**What the task asks:** State only the number of lines that include "Austin".

**Data in this exercise:**
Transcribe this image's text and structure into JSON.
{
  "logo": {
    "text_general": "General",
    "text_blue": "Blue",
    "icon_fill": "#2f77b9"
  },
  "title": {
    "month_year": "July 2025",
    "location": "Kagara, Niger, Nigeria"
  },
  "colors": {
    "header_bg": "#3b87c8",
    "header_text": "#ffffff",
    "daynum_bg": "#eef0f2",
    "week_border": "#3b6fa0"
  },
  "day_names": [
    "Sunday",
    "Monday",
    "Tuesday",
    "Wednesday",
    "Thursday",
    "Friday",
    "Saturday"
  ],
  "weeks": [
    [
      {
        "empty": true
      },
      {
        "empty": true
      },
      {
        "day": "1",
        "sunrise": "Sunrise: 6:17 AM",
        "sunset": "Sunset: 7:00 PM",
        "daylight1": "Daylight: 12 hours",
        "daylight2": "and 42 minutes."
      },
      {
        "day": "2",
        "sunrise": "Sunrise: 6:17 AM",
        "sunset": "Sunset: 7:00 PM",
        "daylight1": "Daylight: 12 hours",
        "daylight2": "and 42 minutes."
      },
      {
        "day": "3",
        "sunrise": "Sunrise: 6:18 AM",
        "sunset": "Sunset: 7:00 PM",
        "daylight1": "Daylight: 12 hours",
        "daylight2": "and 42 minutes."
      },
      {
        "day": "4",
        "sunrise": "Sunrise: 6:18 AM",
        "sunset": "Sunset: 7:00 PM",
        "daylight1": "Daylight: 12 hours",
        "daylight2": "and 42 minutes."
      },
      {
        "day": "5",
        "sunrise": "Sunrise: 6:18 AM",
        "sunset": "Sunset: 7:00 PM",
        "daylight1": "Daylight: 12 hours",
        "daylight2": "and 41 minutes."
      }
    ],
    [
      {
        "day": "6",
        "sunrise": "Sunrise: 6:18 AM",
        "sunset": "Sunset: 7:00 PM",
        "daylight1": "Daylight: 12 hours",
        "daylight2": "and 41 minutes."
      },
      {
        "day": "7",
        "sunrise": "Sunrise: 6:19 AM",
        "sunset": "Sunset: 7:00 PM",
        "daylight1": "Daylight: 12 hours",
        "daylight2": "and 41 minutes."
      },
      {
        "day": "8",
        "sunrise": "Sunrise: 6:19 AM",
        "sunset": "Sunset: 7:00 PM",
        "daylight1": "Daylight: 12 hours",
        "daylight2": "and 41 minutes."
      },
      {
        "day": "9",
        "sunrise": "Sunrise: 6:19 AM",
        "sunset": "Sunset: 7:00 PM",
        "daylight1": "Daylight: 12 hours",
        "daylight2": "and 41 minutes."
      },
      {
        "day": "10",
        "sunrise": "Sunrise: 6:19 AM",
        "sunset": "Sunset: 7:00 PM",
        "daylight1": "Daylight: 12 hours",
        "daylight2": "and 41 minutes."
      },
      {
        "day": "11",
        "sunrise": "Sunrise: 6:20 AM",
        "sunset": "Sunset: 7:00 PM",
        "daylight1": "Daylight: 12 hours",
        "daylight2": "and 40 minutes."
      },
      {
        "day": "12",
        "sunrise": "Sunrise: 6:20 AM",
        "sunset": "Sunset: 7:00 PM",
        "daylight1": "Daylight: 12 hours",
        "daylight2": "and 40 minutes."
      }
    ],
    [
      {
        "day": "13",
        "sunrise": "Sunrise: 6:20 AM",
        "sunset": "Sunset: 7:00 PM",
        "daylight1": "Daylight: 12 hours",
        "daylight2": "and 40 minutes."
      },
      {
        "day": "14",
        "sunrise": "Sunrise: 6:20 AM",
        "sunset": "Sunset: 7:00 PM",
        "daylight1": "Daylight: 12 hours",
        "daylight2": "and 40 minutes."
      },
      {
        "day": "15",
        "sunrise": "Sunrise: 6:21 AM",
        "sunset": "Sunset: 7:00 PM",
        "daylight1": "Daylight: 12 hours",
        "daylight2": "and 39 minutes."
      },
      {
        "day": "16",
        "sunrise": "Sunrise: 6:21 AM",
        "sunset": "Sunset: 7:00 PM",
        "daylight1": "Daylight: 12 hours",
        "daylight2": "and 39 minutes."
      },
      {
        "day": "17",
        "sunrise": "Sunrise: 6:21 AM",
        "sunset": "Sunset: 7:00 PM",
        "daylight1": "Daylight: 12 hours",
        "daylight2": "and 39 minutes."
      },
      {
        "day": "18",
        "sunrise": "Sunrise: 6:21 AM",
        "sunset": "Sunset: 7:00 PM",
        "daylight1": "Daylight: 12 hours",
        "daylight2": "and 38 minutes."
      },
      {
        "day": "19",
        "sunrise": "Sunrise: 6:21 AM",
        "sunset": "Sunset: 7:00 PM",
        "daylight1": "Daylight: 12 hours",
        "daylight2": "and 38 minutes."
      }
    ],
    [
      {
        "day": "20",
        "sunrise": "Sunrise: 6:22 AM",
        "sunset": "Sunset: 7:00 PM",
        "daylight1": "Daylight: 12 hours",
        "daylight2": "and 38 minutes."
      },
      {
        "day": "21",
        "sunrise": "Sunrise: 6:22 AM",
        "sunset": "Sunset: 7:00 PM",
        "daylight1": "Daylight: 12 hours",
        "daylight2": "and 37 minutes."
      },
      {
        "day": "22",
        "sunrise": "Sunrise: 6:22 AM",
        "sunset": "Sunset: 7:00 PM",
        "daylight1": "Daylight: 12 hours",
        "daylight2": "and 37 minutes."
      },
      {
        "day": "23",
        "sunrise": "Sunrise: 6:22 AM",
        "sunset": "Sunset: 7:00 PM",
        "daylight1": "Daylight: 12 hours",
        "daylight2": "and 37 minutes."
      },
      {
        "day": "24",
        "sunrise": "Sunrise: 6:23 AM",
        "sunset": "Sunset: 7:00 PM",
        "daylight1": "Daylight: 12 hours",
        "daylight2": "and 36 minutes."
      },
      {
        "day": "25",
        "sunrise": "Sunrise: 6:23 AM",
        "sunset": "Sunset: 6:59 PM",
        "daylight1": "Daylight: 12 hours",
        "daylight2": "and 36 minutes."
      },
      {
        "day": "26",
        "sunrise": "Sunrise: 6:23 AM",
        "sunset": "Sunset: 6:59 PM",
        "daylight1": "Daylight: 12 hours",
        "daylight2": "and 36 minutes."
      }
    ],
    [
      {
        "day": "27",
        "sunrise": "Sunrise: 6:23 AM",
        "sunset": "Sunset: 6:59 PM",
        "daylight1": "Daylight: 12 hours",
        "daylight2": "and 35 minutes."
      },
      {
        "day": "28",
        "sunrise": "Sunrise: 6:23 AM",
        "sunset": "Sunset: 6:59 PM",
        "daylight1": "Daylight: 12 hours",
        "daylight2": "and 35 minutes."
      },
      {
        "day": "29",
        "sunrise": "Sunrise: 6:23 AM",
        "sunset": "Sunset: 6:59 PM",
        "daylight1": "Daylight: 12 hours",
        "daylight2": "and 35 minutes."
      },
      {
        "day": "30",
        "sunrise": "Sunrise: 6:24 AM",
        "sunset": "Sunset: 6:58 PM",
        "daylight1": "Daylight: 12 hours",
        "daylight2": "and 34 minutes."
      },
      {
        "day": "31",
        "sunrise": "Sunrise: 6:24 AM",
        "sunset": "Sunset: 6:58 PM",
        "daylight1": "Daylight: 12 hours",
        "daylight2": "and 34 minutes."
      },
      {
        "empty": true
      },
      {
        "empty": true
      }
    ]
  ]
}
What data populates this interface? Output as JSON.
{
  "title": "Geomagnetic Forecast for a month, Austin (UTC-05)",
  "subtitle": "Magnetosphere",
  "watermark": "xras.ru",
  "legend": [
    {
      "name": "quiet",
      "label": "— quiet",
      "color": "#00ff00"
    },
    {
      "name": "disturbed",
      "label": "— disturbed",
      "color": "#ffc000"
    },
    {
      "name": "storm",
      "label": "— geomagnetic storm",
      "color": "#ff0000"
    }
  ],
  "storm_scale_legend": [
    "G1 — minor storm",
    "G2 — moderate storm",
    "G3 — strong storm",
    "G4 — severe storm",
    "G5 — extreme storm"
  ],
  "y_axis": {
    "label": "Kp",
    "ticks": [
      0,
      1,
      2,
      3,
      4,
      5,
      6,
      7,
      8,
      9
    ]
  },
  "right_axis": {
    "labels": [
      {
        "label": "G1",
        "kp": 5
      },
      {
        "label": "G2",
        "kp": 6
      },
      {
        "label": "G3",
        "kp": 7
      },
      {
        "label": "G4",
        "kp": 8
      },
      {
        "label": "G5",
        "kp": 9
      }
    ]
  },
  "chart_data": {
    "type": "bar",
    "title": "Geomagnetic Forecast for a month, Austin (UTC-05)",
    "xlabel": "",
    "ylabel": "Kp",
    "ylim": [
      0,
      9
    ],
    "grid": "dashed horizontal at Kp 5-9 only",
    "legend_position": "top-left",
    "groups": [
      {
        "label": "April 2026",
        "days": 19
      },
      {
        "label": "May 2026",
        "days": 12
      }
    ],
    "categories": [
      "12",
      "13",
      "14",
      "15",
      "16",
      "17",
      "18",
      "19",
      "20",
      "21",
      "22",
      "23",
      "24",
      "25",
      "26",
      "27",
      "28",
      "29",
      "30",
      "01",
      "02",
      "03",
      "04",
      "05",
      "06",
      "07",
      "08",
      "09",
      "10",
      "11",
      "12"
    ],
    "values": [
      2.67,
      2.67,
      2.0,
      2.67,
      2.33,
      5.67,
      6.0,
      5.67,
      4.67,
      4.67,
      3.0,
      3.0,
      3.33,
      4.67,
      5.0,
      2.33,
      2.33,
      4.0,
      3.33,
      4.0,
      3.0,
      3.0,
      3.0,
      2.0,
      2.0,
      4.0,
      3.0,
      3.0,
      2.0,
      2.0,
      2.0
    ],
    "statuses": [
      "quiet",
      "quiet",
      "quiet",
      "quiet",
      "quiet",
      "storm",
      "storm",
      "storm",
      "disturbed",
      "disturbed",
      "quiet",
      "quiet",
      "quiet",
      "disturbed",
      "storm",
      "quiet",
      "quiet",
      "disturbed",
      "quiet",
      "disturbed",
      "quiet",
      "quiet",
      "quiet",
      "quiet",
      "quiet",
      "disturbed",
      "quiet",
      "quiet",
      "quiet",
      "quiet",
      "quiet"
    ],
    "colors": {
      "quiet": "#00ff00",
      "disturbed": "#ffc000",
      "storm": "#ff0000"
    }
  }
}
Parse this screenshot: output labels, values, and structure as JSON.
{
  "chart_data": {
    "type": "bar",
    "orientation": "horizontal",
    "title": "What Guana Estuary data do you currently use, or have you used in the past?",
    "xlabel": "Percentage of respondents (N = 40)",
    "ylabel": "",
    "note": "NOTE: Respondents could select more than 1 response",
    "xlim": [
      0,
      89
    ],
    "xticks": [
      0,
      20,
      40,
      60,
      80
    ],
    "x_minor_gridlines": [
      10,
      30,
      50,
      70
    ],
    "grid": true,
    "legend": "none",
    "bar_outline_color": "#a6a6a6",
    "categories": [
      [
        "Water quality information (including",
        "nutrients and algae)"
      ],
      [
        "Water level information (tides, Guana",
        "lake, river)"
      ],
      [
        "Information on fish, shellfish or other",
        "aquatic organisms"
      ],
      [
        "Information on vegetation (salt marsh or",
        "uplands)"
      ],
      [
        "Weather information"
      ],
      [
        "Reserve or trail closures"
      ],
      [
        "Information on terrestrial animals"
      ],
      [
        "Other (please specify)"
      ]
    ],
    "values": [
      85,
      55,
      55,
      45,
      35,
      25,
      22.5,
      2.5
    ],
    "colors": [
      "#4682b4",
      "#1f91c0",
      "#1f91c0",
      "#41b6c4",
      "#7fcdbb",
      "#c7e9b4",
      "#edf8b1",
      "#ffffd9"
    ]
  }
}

**The reply:** 2